§ **Provided data**
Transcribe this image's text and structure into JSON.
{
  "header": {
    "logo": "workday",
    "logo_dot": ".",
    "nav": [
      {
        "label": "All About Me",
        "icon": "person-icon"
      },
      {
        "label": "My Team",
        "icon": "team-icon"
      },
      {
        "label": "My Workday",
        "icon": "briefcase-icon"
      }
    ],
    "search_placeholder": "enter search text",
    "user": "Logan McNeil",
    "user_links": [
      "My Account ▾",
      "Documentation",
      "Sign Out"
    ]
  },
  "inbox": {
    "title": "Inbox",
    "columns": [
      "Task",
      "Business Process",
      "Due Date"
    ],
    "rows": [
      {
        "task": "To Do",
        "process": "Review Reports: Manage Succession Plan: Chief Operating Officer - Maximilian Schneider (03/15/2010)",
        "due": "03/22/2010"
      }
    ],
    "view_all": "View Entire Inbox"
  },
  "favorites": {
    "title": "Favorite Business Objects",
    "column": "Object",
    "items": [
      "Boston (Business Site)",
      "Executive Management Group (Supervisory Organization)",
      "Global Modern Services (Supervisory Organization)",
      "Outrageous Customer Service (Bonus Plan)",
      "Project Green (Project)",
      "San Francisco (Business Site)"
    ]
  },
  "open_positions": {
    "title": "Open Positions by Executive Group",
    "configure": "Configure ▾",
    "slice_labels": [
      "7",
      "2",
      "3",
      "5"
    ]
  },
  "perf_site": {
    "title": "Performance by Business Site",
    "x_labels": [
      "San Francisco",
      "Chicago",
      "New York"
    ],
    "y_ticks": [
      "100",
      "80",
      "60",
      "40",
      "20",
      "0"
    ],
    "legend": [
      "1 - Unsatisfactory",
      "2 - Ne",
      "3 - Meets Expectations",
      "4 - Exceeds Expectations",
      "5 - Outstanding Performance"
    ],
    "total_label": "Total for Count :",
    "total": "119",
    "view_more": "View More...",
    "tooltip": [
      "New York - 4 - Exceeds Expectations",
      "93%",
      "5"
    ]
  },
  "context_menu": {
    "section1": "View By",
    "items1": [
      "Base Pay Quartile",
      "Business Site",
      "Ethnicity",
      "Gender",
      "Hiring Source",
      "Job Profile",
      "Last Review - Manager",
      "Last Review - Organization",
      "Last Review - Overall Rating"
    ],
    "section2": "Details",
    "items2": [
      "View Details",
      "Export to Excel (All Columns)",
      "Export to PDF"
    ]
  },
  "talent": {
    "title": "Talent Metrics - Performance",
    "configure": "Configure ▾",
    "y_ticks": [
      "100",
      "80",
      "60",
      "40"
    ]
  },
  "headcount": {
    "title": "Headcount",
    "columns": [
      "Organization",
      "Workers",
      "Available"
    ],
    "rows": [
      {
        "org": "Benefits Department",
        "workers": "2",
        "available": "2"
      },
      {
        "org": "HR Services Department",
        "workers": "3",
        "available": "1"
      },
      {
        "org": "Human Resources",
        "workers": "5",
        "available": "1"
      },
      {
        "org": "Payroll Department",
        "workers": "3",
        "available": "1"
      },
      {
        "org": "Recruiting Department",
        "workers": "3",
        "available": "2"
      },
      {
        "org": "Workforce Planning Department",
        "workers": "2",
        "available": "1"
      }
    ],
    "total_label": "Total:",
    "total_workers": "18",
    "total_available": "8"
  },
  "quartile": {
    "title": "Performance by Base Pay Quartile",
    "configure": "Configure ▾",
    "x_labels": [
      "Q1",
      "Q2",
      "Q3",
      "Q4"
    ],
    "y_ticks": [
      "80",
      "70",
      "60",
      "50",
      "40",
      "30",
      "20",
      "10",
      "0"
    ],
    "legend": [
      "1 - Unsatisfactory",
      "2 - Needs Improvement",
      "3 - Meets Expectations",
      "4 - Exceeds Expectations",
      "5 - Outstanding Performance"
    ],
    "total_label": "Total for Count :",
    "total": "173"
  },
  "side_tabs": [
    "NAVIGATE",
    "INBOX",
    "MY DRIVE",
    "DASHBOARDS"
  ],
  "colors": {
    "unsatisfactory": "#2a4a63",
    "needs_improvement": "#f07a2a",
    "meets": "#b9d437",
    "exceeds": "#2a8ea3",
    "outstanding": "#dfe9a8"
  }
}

§ **Work to complete**
Which lines of the data above contain "Department"? Copy each one.

§ **Exercise answer**
        "org": "Benefits Department",
        "org": "HR Services Department",
        "org": "Payroll Department",
        "org": "Recruiting Department",
        "org": "Workforce Planning Department",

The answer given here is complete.